(Dataset entries)
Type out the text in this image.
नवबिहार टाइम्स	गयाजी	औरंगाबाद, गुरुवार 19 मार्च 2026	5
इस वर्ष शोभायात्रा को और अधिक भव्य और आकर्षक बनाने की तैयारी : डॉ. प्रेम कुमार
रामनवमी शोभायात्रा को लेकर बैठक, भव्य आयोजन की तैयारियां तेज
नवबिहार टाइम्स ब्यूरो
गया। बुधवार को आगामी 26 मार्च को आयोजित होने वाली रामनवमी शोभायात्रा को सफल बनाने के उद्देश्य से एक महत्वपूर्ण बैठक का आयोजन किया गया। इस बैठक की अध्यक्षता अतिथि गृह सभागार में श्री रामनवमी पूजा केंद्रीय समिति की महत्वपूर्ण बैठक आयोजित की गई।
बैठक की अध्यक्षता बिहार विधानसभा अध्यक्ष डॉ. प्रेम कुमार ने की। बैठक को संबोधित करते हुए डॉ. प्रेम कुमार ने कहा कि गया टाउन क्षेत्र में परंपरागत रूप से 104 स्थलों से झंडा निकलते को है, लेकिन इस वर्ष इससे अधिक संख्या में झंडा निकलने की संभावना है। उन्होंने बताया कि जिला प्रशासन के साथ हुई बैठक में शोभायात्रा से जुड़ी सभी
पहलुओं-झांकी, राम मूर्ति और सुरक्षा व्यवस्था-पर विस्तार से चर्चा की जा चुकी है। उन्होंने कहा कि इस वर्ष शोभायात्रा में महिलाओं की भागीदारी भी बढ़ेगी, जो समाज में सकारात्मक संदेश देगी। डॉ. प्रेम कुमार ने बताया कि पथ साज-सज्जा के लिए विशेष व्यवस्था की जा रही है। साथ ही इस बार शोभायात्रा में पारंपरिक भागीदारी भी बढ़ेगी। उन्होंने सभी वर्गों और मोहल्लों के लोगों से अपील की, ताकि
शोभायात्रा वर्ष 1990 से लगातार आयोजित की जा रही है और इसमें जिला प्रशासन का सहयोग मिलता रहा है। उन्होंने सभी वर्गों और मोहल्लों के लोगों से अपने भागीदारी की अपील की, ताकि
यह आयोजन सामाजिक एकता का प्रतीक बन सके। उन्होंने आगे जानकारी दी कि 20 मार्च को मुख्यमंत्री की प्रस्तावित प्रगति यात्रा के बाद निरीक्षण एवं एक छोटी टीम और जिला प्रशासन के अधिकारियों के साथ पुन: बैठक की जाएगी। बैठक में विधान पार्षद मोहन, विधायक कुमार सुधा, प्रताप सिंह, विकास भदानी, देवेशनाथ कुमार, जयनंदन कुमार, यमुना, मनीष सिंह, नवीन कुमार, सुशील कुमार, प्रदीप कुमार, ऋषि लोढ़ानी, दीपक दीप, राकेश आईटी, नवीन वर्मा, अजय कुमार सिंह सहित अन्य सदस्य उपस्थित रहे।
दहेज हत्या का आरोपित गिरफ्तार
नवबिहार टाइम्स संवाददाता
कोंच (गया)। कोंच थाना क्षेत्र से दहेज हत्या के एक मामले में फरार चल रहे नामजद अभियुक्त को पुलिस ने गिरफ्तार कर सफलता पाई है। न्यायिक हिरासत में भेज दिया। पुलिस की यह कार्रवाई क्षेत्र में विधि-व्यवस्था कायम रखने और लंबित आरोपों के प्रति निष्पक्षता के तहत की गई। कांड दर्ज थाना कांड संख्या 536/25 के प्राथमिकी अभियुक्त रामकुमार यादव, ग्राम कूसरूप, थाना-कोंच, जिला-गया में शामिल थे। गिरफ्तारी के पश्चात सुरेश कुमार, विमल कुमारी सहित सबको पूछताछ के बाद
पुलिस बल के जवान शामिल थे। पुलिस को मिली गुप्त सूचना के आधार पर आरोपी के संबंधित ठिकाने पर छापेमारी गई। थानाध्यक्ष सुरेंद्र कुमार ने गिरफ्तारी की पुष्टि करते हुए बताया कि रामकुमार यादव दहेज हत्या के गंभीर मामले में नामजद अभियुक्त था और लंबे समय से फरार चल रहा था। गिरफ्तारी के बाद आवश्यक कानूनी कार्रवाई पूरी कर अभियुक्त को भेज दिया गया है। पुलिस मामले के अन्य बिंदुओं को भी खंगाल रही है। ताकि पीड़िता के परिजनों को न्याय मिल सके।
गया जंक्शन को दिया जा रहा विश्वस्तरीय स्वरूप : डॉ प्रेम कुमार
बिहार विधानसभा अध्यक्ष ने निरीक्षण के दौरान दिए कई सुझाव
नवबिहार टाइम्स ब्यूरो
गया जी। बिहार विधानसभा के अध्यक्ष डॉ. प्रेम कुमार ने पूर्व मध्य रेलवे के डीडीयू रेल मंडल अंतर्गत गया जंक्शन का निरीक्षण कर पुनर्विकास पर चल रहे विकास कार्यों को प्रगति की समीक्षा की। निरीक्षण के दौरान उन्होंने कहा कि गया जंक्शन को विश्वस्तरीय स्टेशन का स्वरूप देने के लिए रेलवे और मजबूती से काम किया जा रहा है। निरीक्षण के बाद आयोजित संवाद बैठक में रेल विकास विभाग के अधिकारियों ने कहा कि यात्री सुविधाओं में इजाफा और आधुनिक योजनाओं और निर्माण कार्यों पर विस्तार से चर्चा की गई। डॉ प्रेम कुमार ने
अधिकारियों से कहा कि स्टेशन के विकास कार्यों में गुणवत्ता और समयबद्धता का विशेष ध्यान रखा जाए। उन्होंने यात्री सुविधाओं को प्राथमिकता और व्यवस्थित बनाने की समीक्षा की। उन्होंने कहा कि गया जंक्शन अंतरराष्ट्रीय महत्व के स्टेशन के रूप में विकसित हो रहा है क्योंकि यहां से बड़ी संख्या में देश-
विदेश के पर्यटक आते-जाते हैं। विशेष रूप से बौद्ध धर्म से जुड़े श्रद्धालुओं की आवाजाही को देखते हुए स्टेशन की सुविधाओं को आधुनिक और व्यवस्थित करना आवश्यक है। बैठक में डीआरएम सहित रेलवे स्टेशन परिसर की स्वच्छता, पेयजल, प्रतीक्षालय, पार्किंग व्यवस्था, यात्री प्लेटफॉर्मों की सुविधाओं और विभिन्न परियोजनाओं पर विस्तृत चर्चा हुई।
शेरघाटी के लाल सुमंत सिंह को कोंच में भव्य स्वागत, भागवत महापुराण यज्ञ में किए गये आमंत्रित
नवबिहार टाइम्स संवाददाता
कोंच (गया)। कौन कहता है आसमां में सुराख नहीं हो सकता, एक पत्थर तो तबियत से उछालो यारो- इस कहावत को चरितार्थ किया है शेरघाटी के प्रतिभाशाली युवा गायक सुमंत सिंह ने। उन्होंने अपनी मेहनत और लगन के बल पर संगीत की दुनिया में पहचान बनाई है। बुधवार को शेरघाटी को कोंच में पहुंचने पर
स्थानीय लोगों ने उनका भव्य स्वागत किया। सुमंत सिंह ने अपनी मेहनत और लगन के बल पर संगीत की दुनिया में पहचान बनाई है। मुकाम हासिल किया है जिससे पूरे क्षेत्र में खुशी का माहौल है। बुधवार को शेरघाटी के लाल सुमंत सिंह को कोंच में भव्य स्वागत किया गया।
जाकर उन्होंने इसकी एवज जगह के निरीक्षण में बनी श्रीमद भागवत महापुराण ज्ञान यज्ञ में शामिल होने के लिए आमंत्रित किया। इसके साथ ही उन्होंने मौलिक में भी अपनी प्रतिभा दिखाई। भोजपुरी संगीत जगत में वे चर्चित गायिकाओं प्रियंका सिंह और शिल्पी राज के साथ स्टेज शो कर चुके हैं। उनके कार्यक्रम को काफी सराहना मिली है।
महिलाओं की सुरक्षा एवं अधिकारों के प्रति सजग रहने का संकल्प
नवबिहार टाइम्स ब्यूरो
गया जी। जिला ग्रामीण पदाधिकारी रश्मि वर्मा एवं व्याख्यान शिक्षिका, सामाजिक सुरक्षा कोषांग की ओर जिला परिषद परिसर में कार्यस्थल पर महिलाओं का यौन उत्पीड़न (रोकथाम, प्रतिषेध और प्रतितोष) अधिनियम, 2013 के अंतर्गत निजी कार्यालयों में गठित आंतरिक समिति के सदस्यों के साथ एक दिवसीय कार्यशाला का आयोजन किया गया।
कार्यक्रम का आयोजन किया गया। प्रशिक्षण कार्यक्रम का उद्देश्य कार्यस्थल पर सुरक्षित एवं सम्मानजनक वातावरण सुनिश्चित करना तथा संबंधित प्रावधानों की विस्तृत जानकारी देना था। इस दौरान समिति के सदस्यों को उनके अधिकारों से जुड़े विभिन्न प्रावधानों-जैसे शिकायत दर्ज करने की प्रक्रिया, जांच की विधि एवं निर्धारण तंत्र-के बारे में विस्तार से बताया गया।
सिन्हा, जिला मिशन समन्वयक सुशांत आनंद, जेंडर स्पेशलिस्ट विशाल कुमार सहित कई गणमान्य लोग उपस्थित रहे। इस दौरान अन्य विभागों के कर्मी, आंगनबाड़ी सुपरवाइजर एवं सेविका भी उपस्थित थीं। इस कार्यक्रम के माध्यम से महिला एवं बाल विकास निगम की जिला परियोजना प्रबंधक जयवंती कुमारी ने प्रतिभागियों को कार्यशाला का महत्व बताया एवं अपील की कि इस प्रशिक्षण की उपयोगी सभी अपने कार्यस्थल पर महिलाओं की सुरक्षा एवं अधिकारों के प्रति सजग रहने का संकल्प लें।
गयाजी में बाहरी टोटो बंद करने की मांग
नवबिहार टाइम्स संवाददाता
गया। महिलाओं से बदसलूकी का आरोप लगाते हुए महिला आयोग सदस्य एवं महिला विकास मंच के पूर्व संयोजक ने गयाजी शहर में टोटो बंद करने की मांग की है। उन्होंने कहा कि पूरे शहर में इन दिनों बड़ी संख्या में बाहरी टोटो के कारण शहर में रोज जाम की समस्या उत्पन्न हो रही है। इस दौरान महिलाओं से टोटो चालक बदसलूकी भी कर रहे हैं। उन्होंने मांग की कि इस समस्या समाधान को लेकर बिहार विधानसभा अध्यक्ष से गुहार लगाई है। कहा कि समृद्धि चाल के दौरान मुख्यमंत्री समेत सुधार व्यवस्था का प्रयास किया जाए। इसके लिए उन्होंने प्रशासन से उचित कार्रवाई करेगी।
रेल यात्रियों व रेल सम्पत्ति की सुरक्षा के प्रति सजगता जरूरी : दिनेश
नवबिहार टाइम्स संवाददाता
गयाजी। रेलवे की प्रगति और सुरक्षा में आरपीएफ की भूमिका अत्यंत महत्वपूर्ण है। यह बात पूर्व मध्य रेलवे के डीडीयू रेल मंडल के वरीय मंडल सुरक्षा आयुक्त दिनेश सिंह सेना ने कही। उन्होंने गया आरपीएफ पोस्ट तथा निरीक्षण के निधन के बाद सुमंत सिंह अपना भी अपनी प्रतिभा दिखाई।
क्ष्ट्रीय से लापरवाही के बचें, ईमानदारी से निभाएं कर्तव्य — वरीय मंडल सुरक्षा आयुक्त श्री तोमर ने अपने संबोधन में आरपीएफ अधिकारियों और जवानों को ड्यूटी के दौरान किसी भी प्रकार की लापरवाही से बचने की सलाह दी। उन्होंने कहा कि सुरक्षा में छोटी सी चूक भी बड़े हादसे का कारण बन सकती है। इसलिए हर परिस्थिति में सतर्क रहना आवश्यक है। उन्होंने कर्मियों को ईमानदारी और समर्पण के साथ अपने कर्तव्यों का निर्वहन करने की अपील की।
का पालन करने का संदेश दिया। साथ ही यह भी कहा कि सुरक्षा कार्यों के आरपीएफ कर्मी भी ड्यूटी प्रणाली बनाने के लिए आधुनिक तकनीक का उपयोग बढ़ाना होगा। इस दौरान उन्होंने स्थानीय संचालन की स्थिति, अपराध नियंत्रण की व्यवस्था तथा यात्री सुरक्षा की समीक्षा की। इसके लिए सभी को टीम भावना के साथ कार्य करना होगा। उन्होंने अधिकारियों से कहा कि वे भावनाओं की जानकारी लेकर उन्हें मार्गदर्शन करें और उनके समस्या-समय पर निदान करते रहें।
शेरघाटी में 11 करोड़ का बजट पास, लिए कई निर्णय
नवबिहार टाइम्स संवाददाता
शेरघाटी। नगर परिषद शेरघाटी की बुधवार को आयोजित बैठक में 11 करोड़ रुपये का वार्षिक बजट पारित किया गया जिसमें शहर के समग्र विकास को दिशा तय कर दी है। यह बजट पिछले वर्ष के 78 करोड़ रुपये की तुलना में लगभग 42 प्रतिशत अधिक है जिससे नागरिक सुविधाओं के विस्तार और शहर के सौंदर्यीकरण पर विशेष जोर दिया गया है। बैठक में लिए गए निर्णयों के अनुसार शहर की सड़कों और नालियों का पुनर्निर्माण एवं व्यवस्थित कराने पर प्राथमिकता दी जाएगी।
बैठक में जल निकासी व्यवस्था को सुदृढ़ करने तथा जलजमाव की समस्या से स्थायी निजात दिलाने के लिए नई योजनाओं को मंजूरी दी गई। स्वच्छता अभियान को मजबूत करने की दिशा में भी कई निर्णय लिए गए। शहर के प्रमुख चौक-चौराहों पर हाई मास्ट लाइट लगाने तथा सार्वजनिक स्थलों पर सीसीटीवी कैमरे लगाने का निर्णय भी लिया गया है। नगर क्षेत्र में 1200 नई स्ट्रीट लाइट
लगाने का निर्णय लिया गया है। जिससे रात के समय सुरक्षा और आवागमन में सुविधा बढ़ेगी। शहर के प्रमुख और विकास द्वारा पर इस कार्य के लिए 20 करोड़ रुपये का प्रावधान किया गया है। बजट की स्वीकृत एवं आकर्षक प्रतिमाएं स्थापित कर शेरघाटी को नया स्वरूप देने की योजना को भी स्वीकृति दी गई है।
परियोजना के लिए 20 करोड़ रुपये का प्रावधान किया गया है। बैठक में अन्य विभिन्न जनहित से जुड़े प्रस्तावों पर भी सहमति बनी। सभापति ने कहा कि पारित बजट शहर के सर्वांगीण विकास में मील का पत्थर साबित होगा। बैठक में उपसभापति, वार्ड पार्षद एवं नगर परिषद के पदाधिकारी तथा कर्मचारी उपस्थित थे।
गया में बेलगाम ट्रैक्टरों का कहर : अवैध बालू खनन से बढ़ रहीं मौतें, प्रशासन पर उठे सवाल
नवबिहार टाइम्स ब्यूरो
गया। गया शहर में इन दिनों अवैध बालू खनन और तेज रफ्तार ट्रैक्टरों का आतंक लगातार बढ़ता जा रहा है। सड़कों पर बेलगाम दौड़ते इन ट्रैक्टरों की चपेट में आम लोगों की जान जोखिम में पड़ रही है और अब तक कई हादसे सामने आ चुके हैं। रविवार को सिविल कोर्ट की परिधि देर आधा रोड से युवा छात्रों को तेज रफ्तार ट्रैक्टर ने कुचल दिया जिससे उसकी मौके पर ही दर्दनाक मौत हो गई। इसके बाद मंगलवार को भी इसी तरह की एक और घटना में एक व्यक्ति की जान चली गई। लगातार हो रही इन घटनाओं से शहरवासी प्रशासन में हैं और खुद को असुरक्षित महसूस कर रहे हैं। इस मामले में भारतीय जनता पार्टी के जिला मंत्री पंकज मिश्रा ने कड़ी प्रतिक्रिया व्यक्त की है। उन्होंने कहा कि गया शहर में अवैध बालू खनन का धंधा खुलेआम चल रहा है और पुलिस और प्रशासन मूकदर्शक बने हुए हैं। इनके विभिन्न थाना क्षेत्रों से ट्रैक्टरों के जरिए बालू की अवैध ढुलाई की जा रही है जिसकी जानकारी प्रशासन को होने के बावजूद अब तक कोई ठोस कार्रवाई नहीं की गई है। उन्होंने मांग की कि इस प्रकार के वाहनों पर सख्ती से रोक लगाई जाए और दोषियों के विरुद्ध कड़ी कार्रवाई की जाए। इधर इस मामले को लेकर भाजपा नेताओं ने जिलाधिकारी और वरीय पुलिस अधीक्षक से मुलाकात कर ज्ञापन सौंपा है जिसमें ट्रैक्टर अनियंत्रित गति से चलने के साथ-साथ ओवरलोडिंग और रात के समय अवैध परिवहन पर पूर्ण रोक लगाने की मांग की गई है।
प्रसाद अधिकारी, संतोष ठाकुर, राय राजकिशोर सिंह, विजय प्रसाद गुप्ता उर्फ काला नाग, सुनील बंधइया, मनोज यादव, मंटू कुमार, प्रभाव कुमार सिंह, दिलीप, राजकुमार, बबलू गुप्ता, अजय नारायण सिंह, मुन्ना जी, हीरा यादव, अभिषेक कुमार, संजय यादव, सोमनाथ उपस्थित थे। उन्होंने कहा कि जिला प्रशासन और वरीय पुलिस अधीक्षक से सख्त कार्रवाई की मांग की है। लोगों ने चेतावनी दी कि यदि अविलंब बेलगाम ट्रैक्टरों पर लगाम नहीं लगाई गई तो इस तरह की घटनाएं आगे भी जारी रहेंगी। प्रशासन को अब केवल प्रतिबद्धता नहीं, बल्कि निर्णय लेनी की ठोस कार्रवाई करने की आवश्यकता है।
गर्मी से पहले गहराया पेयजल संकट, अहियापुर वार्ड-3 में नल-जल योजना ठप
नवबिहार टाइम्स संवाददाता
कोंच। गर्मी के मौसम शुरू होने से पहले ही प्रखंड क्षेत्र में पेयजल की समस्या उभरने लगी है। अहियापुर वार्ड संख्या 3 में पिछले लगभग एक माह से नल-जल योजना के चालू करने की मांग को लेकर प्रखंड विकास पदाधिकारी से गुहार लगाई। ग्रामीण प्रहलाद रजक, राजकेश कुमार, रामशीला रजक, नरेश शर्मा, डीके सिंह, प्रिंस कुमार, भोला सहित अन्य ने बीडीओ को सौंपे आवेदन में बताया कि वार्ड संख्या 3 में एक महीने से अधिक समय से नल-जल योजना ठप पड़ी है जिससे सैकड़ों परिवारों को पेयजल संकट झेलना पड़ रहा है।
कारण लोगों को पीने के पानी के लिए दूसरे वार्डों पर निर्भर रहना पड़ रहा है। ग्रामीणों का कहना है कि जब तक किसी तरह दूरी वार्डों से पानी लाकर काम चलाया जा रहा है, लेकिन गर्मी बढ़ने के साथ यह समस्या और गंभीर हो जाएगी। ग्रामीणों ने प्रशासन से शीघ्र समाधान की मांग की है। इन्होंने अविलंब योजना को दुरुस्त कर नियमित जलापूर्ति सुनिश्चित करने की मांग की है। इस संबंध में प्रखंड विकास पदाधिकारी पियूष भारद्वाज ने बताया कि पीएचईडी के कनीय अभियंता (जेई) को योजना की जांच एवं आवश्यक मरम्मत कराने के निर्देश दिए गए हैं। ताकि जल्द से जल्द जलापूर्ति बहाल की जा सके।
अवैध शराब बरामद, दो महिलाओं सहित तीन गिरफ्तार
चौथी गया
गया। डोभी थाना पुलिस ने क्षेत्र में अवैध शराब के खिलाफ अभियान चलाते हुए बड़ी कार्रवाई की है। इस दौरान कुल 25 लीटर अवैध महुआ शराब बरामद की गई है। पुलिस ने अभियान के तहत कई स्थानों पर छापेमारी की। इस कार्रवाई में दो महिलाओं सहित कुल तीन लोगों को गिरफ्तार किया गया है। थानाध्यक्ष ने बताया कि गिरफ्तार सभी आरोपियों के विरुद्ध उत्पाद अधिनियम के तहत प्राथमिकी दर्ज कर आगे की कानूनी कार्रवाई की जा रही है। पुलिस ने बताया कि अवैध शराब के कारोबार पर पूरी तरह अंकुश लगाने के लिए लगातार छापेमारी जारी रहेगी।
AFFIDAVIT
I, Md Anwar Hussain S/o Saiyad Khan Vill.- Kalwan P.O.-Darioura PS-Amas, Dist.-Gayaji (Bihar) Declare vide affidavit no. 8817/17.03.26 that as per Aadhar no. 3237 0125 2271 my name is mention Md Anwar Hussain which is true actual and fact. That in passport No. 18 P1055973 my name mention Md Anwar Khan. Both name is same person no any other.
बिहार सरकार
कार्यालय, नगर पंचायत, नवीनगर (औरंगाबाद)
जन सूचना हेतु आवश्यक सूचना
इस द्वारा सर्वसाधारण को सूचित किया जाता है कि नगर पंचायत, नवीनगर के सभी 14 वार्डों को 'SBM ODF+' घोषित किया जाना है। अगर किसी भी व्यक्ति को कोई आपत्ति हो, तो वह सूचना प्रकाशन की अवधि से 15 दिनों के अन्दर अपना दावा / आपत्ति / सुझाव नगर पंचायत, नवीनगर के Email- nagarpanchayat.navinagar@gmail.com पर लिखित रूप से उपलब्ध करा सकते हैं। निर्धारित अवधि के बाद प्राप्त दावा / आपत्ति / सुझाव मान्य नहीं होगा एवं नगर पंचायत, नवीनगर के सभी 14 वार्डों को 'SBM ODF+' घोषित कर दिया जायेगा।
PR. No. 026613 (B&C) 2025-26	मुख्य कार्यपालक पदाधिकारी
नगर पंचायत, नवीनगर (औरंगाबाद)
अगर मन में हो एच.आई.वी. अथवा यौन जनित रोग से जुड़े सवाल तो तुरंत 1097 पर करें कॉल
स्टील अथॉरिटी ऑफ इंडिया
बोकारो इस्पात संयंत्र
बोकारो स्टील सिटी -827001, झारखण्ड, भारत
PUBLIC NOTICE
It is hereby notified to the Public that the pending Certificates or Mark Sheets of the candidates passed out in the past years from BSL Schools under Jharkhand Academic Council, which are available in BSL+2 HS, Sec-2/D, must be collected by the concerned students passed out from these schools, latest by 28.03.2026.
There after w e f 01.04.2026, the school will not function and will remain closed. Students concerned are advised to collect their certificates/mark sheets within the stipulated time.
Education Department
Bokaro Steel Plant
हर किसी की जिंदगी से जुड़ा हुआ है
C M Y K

Task details: Answer with one number: how many lines of the entries above include the word "मनवम".

Task solution: 2